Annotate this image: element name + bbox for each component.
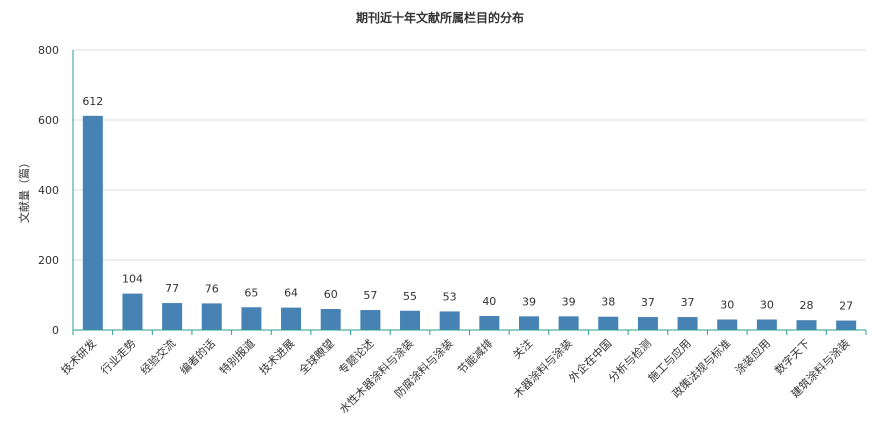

====================

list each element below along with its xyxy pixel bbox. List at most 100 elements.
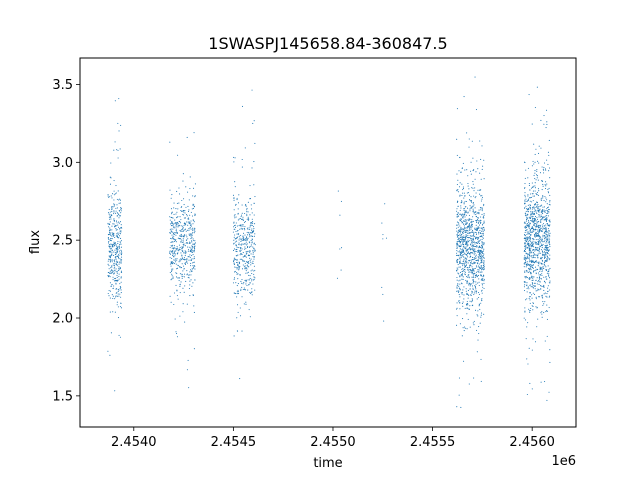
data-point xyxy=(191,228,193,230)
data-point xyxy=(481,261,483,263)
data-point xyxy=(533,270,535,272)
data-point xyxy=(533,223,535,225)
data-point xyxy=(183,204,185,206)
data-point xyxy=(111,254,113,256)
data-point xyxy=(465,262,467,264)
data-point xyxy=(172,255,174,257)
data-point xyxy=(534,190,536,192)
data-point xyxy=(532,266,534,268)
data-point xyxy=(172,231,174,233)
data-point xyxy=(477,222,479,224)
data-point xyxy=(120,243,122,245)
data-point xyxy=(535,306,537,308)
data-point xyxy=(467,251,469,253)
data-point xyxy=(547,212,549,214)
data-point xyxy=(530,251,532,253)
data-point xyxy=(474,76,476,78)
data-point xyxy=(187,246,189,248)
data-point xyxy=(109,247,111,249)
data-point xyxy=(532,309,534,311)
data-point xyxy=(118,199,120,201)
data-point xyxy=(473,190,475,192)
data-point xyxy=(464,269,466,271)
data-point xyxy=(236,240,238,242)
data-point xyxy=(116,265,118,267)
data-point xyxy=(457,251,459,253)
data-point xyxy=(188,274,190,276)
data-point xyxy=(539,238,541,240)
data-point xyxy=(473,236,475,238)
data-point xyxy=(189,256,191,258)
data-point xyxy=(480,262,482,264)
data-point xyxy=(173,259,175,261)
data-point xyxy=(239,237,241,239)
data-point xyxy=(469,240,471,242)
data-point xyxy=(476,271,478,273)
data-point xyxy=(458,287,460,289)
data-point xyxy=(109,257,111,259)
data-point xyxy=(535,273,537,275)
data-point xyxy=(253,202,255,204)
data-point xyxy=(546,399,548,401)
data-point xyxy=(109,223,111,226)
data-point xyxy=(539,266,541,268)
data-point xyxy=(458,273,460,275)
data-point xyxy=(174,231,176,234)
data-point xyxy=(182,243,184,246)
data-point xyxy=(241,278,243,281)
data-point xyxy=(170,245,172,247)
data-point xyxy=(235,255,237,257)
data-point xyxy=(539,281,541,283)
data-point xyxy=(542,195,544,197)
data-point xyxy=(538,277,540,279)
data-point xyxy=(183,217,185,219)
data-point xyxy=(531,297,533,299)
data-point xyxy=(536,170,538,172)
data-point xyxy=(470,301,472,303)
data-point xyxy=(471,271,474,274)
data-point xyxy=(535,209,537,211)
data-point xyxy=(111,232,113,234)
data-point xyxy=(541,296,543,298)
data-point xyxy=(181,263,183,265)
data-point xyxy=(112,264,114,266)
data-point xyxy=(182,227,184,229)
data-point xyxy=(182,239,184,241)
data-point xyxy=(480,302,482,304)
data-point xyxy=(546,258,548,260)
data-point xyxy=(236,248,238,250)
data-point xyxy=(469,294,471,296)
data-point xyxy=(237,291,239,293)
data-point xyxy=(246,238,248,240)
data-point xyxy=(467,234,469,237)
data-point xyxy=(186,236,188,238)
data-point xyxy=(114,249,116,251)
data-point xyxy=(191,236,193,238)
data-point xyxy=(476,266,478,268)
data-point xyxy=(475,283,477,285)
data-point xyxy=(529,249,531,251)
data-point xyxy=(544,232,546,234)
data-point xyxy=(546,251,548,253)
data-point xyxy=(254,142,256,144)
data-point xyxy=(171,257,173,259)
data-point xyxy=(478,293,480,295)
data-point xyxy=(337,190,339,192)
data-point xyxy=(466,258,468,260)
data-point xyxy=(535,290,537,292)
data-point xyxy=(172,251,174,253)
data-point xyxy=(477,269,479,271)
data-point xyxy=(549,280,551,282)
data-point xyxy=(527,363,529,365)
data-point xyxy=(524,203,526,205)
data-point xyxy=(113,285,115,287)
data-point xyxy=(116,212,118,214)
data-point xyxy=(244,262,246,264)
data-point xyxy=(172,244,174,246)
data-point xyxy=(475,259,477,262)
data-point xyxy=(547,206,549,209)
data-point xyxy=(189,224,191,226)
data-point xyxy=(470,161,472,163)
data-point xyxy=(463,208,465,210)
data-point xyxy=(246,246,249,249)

====================

- _Work to be completed_
Rewrite the records from the line with "list each element" up to and including the line with "data-point xyxy=(534,190,536,192)" as a Markdown table with the columns Row and Line, one row per line and no blank lines. Leave the pictures out.

- _Solved exercise_
| Row | Line |
|---|---|
| 1 | list each element below along with its xyxy pixel bbox. List at most 100 elements. |
| 2 | data-point xyxy=(191,228,193,230) |
| 3 | data-point xyxy=(481,261,483,263) |
| 4 | data-point xyxy=(533,270,535,272) |
| 5 | data-point xyxy=(533,223,535,225) |
| 6 | data-point xyxy=(183,204,185,206) |
| 7 | data-point xyxy=(111,254,113,256) |
| 8 | data-point xyxy=(465,262,467,264) |
| 9 | data-point xyxy=(172,255,174,257) |
| 10 | data-point xyxy=(534,190,536,192) |